SHORT EXERCISE
The records below must be copied in full; omit the images.
##########
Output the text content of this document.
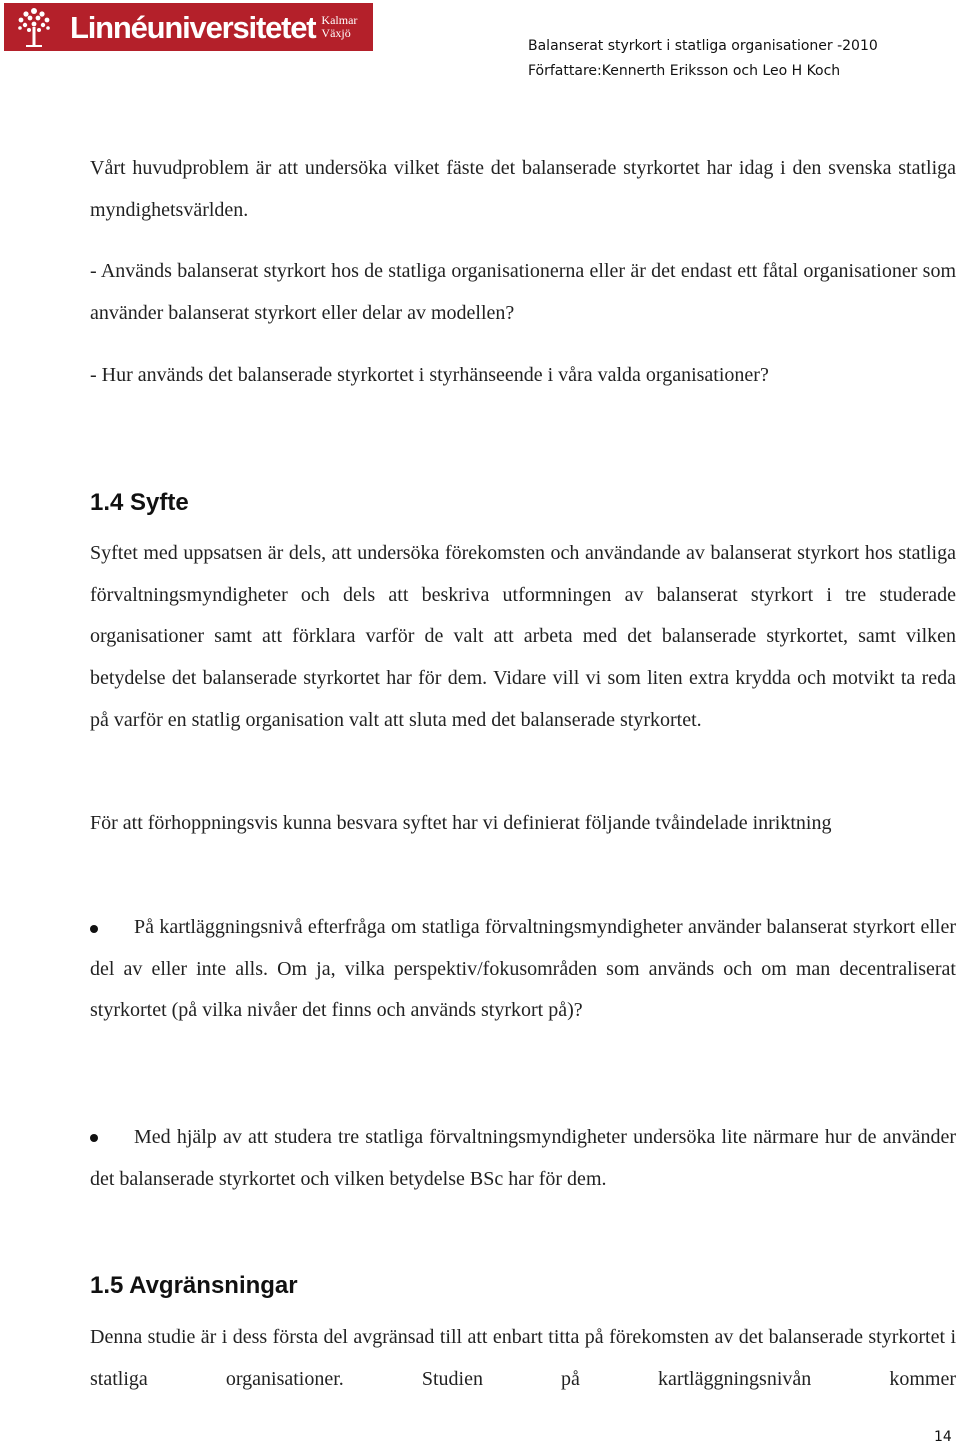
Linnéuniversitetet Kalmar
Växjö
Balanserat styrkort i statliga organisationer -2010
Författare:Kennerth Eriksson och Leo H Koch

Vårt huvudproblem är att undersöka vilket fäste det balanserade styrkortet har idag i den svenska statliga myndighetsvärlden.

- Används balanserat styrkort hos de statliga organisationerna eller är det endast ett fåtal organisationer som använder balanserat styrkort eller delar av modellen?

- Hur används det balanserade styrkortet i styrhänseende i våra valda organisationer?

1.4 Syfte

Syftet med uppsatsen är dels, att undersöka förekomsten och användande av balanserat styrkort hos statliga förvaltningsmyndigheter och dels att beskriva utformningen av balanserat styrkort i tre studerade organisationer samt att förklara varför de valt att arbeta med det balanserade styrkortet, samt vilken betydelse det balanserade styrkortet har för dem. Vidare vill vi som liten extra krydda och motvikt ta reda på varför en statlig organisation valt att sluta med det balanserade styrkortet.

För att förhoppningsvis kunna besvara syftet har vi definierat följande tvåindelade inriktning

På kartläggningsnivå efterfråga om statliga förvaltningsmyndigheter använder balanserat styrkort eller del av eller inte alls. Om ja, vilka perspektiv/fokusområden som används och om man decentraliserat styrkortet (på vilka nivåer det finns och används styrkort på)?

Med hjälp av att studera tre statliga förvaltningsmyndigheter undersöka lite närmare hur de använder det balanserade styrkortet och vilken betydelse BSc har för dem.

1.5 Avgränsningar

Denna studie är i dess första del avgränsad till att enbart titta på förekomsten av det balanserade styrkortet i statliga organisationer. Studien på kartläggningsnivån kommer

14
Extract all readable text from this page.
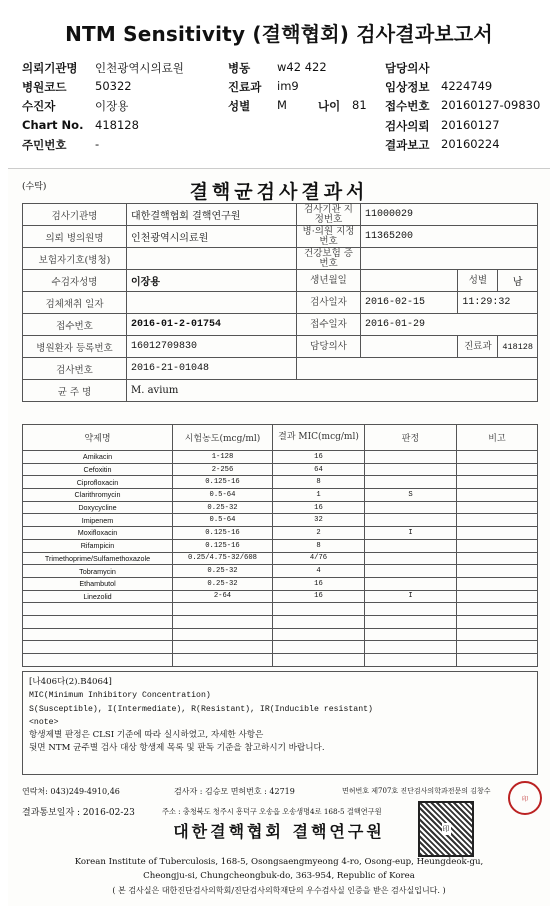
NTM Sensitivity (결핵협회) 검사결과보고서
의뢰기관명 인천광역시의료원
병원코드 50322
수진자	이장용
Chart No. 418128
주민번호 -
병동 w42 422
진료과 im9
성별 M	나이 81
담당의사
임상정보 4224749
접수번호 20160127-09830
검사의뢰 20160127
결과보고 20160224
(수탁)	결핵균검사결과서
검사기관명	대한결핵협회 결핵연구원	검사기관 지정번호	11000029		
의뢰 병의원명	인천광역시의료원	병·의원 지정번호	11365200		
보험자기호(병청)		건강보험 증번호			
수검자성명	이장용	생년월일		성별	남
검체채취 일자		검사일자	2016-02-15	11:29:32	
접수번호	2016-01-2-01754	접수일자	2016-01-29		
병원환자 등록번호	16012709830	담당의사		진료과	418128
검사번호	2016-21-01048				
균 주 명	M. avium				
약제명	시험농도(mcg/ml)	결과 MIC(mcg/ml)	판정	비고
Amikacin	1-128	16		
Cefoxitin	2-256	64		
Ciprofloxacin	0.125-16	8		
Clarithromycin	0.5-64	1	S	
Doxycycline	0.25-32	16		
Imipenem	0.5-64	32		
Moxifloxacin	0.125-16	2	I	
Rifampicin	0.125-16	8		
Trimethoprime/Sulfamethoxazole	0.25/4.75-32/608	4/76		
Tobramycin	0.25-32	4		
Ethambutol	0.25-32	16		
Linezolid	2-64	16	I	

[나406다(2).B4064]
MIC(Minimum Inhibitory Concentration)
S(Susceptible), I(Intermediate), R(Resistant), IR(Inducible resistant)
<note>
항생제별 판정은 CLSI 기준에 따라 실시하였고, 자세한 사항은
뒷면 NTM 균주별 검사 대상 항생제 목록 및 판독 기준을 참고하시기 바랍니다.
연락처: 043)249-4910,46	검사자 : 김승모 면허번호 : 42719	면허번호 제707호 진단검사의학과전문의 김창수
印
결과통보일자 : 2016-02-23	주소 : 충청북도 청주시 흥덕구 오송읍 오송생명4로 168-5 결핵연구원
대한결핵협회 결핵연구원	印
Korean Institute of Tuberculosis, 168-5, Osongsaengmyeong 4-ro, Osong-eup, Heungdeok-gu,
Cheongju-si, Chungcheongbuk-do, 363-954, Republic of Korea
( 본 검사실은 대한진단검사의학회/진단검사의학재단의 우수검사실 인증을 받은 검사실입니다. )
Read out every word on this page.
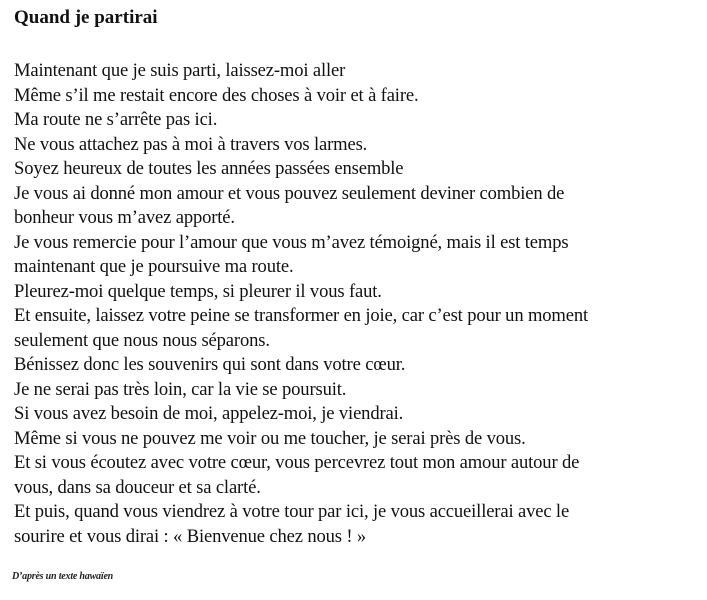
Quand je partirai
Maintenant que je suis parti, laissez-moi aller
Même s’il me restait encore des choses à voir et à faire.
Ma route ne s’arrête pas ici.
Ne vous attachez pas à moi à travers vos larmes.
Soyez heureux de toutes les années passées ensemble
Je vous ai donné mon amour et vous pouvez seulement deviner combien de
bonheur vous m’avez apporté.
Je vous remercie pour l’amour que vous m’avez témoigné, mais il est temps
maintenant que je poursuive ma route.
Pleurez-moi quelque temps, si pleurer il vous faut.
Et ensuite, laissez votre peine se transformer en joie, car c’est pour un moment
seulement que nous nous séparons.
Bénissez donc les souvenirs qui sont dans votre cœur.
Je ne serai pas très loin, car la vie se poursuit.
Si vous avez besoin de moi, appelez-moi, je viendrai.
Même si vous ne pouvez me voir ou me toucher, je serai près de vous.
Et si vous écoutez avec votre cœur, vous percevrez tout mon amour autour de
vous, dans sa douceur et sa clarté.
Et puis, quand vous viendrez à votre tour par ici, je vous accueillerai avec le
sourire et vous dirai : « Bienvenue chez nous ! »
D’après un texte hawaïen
##########
CORRECT RESPONSE
Output the text content of this document.
Linnéuniversitetet Kalmar
Växjö
Balanserat styrkort i statliga organisationer -2010
Författare:Kennerth Eriksson och Leo H Koch

Vårt huvudproblem är att undersöka vilket fäste det balanserade styrkortet har idag i den svenska statliga myndighetsvärlden.

- Används balanserat styrkort hos de statliga organisationerna eller är det endast ett fåtal organisationer som använder balanserat styrkort eller delar av modellen?

- Hur används det balanserade styrkortet i styrhänseende i våra valda organisationer?

1.4 Syfte

Syftet med uppsatsen är dels, att undersöka förekomsten och användande av balanserat styrkort hos statliga förvaltningsmyndigheter och dels att beskriva utformningen av balanserat styrkort i tre studerade organisationer samt att förklara varför de valt att arbeta med det balanserade styrkortet, samt vilken betydelse det balanserade styrkortet har för dem. Vidare vill vi som liten extra krydda och motvikt ta reda på varför en statlig organisation valt att sluta med det balanserade styrkortet.

För att förhoppningsvis kunna besvara syftet har vi definierat följande tvåindelade inriktning

På kartläggningsnivå efterfråga om statliga förvaltningsmyndigheter använder balanserat styrkort eller del av eller inte alls. Om ja, vilka perspektiv/fokusområden som används och om man decentraliserat styrkortet (på vilka nivåer det finns och används styrkort på)?

Med hjälp av att studera tre statliga förvaltningsmyndigheter undersöka lite närmare hur de använder det balanserade styrkortet och vilken betydelse BSc har för dem.

1.5 Avgränsningar

Denna studie är i dess första del avgränsad till att enbart titta på förekomsten av det balanserade styrkortet i statliga organisationer. Studien på kartläggningsnivån kommer

14
Extract all readable text from this page.
NTM Sensitivity (결핵협회) 검사결과보고서
의뢰기관명 인천광역시의료원
병원코드 50322
수진자	이장용
Chart No. 418128
주민번호 -
병동 w42 422
진료과 im9
성별 M	나이 81
담당의사
임상정보 4224749
접수번호 20160127-09830
검사의뢰 20160127
결과보고 20160224
(수탁)	결핵균검사결과서
검사기관명	대한결핵협회 결핵연구원	검사기관 지정번호	11000029		
의뢰 병의원명	인천광역시의료원	병·의원 지정번호	11365200		
보험자기호(병청)		건강보험 증번호			
수검자성명	이장용	생년월일		성별	남
검체채취 일자		검사일자	2016-02-15	11:29:32	
접수번호	2016-01-2-01754	접수일자	2016-01-29		
병원환자 등록번호	16012709830	담당의사		진료과	418128
검사번호	2016-21-01048				
균 주 명	M. avium				
약제명	시험농도(mcg/ml)	결과 MIC(mcg/ml)	판정	비고
Amikacin	1-128	16		
Cefoxitin	2-256	64		
Ciprofloxacin	0.125-16	8		
Clarithromycin	0.5-64	1	S	
Doxycycline	0.25-32	16		
Imipenem	0.5-64	32		
Moxifloxacin	0.125-16	2	I	
Rifampicin	0.125-16	8		
Trimethoprime/Sulfamethoxazole	0.25/4.75-32/608	4/76		
Tobramycin	0.25-32	4		
Ethambutol	0.25-32	16		
Linezolid	2-64	16	I	

[나406다(2).B4064]
MIC(Minimum Inhibitory Concentration)
S(Susceptible), I(Intermediate), R(Resistant), IR(Inducible resistant)
<note>
항생제별 판정은 CLSI 기준에 따라 실시하였고, 자세한 사항은
뒷면 NTM 균주별 검사 대상 항생제 목록 및 판독 기준을 참고하시기 바랍니다.
연락처: 043)249-4910,46	검사자 : 김승모 면허번호 : 42719	면허번호 제707호 진단검사의학과전문의 김창수
印
결과통보일자 : 2016-02-23	주소 : 충청북도 청주시 흥덕구 오송읍 오송생명4로 168-5 결핵연구원
대한결핵협회 결핵연구원	印
Korean Institute of Tuberculosis, 168-5, Osongsaengmyeong 4-ro, Osong-eup, Heungdeok-gu,
Cheongju-si, Chungcheongbuk-do, 363-954, Republic of Korea
( 본 검사실은 대한진단검사의학회/진단검사의학재단의 우수검사실 인증을 받은 검사실입니다. )
Read out every word on this page.
Quand je partirai
Maintenant que je suis parti, laissez-moi aller
Même s’il me restait encore des choses à voir et à faire.
Ma route ne s’arrête pas ici.
Ne vous attachez pas à moi à travers vos larmes.
Soyez heureux de toutes les années passées ensemble
Je vous ai donné mon amour et vous pouvez seulement deviner combien de
bonheur vous m’avez apporté.
Je vous remercie pour l’amour que vous m’avez témoigné, mais il est temps
maintenant que je poursuive ma route.
Pleurez-moi quelque temps, si pleurer il vous faut.
Et ensuite, laissez votre peine se transformer en joie, car c’est pour un moment
seulement que nous nous séparons.
Bénissez donc les souvenirs qui sont dans votre cœur.
Je ne serai pas très loin, car la vie se poursuit.
Si vous avez besoin de moi, appelez-moi, je viendrai.
Même si vous ne pouvez me voir ou me toucher, je serai près de vous.
Et si vous écoutez avec votre cœur, vous percevrez tout mon amour autour de
vous, dans sa douceur et sa clarté.
Et puis, quand vous viendrez à votre tour par ici, je vous accueillerai avec le
sourire et vous dirai : « Bienvenue chez nous ! »
D’après un texte hawaïen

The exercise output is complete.